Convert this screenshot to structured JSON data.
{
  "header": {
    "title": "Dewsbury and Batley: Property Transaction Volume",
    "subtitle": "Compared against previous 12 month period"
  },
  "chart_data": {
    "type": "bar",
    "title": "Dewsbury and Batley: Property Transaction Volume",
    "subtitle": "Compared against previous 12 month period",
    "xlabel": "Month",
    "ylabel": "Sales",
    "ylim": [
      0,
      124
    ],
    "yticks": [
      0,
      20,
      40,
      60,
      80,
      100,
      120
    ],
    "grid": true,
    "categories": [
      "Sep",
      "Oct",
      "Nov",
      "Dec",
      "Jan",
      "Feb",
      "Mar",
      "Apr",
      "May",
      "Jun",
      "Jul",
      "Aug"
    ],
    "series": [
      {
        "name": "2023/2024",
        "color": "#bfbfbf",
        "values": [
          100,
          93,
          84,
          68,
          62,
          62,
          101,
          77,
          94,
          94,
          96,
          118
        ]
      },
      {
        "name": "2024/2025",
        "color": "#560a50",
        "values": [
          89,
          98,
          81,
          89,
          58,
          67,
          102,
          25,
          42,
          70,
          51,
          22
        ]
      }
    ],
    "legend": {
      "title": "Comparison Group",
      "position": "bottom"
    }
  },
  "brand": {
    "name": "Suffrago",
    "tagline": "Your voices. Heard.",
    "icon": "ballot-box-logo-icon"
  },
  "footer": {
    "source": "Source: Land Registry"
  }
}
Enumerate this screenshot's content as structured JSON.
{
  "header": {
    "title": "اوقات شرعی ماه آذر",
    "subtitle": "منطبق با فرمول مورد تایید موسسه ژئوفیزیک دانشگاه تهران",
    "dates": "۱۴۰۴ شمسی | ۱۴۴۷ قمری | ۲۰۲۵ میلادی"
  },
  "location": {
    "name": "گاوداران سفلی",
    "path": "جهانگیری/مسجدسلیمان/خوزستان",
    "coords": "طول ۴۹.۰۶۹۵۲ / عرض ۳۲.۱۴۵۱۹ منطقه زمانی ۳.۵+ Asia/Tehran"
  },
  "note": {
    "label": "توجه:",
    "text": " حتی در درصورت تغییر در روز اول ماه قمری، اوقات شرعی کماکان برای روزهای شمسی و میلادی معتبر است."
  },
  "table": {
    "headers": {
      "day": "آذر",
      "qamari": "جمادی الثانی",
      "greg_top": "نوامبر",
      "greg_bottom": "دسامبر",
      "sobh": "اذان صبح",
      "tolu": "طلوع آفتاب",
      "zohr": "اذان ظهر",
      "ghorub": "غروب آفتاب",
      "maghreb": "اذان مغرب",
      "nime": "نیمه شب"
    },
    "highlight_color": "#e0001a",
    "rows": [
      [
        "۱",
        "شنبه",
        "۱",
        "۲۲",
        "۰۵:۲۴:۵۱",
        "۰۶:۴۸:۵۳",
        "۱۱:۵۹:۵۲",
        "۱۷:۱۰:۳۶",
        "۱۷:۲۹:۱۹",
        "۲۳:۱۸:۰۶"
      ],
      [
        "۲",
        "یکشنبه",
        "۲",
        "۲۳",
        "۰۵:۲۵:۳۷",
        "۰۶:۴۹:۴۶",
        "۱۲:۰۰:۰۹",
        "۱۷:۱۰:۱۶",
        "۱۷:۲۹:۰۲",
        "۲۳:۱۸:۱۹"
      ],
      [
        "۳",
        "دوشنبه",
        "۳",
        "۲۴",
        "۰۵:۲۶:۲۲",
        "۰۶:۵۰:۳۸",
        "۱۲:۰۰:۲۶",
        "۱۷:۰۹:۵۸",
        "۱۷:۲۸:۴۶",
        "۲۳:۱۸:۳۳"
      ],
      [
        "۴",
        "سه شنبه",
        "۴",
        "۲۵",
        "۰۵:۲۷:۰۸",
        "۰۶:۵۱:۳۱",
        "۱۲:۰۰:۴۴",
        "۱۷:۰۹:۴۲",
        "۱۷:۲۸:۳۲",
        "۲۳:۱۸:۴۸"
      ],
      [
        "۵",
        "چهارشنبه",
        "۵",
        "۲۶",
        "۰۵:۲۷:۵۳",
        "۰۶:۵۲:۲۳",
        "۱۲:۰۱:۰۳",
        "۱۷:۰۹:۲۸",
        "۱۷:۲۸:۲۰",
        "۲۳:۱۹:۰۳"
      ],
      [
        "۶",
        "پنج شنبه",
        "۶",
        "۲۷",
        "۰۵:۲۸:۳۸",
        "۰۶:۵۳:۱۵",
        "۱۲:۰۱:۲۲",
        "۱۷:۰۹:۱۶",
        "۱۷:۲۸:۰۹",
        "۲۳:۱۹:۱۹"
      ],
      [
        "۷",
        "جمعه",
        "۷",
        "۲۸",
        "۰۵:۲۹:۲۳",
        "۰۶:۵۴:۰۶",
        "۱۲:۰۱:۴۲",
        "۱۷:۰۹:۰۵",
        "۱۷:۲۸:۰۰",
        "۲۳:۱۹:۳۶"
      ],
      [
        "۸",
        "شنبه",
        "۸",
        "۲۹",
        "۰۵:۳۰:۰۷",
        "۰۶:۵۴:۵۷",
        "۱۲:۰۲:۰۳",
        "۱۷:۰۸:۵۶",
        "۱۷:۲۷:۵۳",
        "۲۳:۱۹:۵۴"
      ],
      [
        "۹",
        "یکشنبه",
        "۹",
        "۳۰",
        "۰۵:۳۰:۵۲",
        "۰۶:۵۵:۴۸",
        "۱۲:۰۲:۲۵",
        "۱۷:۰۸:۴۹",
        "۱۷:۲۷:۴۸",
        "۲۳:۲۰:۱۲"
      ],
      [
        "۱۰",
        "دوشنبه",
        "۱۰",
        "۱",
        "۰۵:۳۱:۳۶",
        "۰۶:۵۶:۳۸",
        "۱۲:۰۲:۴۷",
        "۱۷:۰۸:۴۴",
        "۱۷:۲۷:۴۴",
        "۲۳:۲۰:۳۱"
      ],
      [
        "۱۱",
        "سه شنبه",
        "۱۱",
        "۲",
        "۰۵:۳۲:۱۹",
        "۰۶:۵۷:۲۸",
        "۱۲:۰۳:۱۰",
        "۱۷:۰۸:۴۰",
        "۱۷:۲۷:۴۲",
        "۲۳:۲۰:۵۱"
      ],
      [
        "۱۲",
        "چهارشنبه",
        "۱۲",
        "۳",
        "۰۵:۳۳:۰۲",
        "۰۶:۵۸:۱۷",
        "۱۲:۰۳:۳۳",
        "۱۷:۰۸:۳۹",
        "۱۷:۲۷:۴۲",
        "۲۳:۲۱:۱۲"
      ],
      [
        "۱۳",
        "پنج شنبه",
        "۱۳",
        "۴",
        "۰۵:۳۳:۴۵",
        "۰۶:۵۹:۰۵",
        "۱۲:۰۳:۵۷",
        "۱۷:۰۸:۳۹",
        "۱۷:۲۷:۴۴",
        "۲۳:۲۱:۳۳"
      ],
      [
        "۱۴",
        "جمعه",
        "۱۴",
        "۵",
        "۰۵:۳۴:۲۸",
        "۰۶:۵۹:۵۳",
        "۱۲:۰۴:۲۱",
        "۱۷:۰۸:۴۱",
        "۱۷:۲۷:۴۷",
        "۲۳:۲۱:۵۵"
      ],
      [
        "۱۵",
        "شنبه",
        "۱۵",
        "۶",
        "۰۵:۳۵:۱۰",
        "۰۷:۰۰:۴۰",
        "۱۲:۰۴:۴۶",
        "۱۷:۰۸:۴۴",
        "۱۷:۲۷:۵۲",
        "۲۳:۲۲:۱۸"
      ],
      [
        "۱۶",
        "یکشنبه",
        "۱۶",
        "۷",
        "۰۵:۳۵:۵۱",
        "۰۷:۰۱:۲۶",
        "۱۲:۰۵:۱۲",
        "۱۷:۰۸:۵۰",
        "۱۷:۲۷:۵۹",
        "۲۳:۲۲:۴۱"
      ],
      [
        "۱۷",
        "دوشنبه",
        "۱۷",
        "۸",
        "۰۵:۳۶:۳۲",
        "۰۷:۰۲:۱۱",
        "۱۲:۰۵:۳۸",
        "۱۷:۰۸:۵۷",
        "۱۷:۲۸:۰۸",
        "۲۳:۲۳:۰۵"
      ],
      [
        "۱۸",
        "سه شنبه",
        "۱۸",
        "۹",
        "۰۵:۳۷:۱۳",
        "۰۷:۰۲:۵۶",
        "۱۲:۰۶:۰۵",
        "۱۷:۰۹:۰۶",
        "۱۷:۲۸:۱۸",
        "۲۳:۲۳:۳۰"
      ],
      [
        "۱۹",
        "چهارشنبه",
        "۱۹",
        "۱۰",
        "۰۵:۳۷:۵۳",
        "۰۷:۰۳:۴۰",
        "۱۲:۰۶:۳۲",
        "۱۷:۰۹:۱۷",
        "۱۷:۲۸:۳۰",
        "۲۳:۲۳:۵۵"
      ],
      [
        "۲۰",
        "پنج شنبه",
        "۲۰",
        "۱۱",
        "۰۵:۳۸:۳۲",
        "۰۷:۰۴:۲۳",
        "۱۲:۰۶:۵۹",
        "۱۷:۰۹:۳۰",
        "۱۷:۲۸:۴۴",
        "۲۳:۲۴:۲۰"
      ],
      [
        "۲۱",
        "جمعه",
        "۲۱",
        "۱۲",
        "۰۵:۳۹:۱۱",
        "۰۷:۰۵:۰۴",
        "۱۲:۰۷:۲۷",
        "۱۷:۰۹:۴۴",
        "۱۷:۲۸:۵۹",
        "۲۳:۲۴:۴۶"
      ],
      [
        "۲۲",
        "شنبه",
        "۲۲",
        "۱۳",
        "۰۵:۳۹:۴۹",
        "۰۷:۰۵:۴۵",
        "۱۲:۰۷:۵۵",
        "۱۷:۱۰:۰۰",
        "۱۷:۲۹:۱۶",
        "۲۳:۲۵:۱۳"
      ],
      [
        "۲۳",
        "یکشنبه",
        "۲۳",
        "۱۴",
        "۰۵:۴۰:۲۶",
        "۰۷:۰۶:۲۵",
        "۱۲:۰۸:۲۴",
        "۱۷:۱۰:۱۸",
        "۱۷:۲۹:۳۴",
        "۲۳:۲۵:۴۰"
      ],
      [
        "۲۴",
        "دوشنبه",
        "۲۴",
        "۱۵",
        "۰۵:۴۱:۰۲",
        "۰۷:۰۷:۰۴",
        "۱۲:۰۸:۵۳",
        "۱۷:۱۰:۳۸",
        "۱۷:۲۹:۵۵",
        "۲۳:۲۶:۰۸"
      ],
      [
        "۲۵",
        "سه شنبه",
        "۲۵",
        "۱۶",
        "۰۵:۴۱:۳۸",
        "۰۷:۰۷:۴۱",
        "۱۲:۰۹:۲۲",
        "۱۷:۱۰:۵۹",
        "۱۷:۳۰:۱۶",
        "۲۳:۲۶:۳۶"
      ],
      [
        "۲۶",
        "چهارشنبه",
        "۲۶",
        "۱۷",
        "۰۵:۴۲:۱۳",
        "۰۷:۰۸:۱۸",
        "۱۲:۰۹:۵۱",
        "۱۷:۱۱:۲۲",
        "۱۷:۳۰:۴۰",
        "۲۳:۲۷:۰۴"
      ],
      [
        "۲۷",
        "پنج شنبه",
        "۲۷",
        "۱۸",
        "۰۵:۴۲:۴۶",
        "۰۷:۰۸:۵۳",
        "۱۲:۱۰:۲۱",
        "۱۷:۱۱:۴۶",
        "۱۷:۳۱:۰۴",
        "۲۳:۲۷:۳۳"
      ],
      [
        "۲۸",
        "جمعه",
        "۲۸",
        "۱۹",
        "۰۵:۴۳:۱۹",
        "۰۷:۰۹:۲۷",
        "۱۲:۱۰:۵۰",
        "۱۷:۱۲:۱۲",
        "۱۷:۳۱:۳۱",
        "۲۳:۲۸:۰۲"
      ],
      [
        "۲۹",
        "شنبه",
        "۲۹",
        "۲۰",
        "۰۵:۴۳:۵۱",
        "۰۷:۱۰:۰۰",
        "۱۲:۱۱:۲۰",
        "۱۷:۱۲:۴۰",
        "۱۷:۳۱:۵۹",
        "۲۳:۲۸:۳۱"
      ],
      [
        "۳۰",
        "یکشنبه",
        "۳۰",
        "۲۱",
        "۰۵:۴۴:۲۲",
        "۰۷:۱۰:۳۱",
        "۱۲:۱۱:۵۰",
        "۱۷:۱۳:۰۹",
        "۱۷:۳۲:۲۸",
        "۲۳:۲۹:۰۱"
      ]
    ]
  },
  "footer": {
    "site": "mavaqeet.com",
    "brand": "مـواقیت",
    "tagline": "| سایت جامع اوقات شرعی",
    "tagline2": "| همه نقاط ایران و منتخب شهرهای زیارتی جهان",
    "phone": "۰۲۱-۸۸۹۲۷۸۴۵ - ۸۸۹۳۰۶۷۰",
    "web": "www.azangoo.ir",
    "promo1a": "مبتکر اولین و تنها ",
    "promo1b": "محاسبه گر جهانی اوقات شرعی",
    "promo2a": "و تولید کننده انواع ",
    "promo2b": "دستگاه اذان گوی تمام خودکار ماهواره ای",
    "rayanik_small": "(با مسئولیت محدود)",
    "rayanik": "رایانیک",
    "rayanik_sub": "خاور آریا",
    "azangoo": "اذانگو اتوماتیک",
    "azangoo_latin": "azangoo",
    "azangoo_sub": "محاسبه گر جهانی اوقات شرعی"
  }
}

######

YOUR INSTRUCTIONS: Identify how many lines in the entries above contain the word "قمری" and provide only that figure.

THE RESULT: 2